YOUR GOAL:
Write out the listing in full, matching it word for word.

Data excerpts:

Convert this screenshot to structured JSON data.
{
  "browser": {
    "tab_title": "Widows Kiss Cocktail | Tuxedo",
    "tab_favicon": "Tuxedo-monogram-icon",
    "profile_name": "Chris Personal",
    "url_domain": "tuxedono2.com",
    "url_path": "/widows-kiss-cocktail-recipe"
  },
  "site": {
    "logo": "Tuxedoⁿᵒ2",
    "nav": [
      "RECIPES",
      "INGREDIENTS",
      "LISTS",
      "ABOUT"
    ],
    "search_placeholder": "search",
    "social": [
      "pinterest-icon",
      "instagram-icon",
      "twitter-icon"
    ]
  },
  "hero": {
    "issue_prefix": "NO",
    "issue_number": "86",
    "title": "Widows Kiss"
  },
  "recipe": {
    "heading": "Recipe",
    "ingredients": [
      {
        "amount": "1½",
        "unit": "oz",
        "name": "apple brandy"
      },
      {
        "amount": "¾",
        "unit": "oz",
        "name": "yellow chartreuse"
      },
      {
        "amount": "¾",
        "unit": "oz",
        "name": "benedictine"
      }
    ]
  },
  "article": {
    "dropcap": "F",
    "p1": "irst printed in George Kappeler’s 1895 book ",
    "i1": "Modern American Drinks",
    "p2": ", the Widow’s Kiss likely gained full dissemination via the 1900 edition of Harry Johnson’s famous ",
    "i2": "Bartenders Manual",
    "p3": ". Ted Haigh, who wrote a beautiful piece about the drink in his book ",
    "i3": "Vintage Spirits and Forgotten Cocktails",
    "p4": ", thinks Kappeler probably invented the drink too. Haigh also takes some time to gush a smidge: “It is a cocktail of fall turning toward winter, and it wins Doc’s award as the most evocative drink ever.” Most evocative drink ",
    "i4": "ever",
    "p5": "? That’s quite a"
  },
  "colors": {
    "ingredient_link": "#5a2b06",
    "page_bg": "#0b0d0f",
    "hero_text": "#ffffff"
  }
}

OUTPUT BELOW:
Convert this screenshot to structured JSON data.
{
  "browser": {
    "tab_title": "Widows Kiss Cocktail | Tuxedo",
    "tab_favicon": "Tuxedo-monogram-icon",
    "profile_name": "Chris Personal",
    "url_domain": "tuxedono2.com",
    "url_path": "/widows-kiss-cocktail-recipe"
  },
  "site": {
    "logo": "Tuxedoⁿᵒ2",
    "nav": [
      "RECIPES",
      "INGREDIENTS",
      "LISTS",
      "ABOUT"
    ],
    "search_placeholder": "search",
    "social": [
      "pinterest-icon",
      "instagram-icon",
      "twitter-icon"
    ]
  },
  "hero": {
    "issue_prefix": "NO",
    "issue_number": "86",
    "title": "Widows Kiss"
  },
  "recipe": {
    "heading": "Recipe",
    "ingredients": [
      {
        "amount": "1½",
        "unit": "oz",
        "name": "apple brandy"
      },
      {
        "amount": "¾",
        "unit": "oz",
        "name": "yellow chartreuse"
      },
      {
        "amount": "¾",
        "unit": "oz",
        "name": "benedictine"
      }
    ]
  },
  "article": {
    "dropcap": "F",
    "p1": "irst printed in George Kappeler’s 1895 book ",
    "i1": "Modern American Drinks",
    "p2": ", the Widow’s Kiss likely gained full dissemination via the 1900 edition of Harry Johnson’s famous ",
    "i2": "Bartenders Manual",
    "p3": ". Ted Haigh, who wrote a beautiful piece about the drink in his book ",
    "i3": "Vintage Spirits and Forgotten Cocktails",
    "p4": ", thinks Kappeler probably invented the drink too. Haigh also takes some time to gush a smidge: “It is a cocktail of fall turning toward winter, and it wins Doc’s award as the most evocative drink ever.” Most evocative drink ",
    "i4": "ever",
    "p5": "? That’s quite a"
  },
  "colors": {
    "ingredient_link": "#5a2b06",
    "page_bg": "#0b0d0f",
    "hero_text": "#ffffff"
  }
}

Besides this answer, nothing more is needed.